RECORDS FOR PROCESSING →
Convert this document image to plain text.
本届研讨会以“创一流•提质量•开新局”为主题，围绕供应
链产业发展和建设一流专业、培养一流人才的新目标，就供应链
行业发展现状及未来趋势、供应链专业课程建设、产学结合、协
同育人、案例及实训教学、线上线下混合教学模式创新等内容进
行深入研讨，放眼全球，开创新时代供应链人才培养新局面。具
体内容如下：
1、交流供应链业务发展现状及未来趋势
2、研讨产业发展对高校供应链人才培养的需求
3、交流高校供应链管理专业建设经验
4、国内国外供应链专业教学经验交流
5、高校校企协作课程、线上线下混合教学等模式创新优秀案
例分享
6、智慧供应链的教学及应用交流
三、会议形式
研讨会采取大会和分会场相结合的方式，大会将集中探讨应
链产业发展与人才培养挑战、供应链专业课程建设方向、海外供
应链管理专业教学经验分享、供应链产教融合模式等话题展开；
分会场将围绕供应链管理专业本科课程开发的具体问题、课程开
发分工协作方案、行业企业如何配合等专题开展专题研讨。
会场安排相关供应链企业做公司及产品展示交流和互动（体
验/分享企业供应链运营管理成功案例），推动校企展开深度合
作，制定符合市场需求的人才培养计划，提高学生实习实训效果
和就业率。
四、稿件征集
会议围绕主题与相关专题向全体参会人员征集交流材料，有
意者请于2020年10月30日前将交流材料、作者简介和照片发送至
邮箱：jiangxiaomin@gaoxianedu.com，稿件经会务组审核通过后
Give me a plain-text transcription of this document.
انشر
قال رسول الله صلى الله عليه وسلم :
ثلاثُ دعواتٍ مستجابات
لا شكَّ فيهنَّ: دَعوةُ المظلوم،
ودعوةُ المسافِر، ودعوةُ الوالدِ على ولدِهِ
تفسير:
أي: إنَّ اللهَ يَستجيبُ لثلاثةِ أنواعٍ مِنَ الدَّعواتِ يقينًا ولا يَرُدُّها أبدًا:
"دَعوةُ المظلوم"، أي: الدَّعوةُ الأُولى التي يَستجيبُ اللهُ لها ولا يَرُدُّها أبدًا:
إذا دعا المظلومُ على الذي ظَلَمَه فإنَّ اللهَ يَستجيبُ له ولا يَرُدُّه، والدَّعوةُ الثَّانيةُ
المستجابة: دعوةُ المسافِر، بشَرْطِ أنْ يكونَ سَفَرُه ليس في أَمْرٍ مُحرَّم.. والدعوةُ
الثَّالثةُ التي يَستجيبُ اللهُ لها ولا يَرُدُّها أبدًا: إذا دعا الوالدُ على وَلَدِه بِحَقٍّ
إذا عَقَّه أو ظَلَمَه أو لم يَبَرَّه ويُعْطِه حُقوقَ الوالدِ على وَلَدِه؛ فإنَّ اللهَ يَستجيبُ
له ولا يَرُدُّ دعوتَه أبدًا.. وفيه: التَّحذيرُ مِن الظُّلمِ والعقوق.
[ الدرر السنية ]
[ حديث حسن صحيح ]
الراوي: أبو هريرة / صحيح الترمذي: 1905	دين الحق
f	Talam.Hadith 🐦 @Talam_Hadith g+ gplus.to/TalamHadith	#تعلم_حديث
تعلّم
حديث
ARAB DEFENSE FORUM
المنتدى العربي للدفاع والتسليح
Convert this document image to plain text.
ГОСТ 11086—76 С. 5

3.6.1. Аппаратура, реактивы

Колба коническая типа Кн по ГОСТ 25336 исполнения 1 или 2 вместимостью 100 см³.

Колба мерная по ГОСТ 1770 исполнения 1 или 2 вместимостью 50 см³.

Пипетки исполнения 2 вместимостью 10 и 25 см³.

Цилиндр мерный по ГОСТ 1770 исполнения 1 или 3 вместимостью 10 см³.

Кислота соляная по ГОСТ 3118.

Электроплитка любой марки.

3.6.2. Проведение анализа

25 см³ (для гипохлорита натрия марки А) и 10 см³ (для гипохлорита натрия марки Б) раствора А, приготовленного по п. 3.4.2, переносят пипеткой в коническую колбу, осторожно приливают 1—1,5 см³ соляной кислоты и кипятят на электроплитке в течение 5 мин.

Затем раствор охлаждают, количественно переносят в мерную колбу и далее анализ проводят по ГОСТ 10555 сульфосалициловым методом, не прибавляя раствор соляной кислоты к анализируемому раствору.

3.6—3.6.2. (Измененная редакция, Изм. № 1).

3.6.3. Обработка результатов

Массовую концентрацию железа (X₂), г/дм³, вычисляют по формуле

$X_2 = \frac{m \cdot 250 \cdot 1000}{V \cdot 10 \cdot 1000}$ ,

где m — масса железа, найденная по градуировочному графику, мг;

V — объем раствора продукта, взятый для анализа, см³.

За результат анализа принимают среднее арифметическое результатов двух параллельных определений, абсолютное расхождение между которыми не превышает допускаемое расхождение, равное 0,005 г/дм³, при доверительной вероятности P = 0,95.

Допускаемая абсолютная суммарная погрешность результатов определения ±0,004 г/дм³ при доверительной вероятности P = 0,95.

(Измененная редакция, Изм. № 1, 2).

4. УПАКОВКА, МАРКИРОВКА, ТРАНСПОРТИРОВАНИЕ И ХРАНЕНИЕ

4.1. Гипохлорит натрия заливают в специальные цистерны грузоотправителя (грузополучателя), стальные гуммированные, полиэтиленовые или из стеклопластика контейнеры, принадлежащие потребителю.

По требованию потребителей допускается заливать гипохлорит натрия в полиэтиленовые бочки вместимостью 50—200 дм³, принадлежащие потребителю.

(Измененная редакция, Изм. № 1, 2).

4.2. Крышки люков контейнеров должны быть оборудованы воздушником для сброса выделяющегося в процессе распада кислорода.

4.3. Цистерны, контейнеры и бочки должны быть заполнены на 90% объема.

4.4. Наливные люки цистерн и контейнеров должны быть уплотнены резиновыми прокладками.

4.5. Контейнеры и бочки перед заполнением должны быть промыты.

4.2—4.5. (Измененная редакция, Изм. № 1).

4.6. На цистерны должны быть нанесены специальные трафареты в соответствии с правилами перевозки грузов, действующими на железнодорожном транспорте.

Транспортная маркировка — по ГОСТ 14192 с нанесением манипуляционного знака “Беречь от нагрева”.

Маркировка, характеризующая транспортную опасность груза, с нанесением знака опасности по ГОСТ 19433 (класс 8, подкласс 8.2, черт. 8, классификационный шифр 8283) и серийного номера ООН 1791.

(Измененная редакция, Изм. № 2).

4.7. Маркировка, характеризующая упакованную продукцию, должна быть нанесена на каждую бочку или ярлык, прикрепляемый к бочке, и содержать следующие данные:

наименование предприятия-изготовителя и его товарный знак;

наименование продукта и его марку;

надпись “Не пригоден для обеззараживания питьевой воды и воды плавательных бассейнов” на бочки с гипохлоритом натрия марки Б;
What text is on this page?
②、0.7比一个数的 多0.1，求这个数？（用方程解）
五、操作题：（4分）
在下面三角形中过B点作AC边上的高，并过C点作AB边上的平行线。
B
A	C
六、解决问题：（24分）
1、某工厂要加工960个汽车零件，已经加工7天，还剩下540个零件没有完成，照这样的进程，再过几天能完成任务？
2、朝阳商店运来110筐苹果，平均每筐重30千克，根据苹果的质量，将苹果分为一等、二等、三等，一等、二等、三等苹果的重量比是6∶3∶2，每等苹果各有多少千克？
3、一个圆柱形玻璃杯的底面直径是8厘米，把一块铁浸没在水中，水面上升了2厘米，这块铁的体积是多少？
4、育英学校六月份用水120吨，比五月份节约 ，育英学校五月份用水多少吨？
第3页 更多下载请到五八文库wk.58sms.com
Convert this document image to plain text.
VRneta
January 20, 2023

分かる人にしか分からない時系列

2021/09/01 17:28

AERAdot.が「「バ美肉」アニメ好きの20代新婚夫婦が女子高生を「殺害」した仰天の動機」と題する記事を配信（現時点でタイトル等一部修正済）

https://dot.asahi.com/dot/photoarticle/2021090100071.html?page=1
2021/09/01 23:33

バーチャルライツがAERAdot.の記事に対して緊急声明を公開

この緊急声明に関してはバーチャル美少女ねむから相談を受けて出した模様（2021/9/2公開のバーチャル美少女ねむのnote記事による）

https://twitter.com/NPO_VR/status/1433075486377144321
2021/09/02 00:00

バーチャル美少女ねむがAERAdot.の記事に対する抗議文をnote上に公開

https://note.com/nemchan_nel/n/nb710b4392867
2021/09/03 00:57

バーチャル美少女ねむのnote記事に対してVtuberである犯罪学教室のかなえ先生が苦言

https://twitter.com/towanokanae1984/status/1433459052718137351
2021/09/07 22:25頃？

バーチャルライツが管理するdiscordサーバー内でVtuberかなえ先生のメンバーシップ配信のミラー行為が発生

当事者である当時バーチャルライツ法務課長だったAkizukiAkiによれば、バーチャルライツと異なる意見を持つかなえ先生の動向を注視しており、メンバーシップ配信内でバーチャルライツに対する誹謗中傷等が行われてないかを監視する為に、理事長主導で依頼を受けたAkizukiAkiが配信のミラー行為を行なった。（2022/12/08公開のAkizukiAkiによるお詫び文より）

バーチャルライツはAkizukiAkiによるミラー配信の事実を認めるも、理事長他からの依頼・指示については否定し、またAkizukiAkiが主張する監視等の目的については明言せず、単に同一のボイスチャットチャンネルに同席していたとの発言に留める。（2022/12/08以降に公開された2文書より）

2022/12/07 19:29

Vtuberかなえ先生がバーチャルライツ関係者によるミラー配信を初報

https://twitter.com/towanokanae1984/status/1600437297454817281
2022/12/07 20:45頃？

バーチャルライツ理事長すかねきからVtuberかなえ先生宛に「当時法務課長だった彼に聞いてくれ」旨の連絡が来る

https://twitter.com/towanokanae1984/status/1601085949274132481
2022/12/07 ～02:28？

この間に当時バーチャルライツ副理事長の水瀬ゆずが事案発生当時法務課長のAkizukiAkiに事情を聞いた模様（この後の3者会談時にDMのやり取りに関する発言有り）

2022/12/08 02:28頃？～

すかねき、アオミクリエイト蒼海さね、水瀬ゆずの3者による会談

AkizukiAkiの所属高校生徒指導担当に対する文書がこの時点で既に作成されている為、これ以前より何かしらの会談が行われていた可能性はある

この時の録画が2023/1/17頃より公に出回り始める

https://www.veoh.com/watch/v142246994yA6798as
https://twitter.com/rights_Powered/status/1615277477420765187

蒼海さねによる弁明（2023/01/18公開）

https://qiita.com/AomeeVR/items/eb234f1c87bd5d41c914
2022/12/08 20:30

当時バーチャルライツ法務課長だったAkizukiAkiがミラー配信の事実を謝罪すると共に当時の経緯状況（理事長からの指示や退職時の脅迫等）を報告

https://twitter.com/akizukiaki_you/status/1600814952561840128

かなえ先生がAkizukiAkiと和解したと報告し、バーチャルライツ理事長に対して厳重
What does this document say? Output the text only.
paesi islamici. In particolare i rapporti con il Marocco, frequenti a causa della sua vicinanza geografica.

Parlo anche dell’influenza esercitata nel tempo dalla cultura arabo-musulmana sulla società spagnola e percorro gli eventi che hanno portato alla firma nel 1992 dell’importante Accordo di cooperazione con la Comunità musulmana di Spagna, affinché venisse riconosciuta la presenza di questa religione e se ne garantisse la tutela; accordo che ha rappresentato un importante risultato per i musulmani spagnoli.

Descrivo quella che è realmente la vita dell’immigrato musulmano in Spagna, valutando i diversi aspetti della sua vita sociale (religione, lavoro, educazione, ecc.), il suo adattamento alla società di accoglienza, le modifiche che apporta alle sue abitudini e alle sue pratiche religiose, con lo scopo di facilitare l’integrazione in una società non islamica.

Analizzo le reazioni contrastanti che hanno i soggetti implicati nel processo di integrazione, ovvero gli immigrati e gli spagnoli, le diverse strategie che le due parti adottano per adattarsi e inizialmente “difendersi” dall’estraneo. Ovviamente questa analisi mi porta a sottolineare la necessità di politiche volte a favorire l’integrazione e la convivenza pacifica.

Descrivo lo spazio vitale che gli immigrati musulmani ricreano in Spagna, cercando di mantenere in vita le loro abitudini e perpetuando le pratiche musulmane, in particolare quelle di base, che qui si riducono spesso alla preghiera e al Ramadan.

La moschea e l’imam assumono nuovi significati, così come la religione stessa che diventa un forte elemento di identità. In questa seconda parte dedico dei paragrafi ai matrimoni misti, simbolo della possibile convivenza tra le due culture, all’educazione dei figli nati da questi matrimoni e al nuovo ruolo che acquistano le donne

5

WHAT NEEDS TO BE DONE → Pull out each line containing the word "исполнения" and copy it.

WRITTEN SOLUTION →
Колба коническая типа Кн по ГОСТ 25336 исполнения 1 или 2 вместимостью 100 см³.
Колба мерная по ГОСТ 1770 исполнения 1 или 2 вместимостью 50 см³.
Пипетки исполнения 2 вместимостью 10 и 25 см³.
Цилиндр мерный по ГОСТ 1770 исполнения 1 или 3 вместимостью 10 см³.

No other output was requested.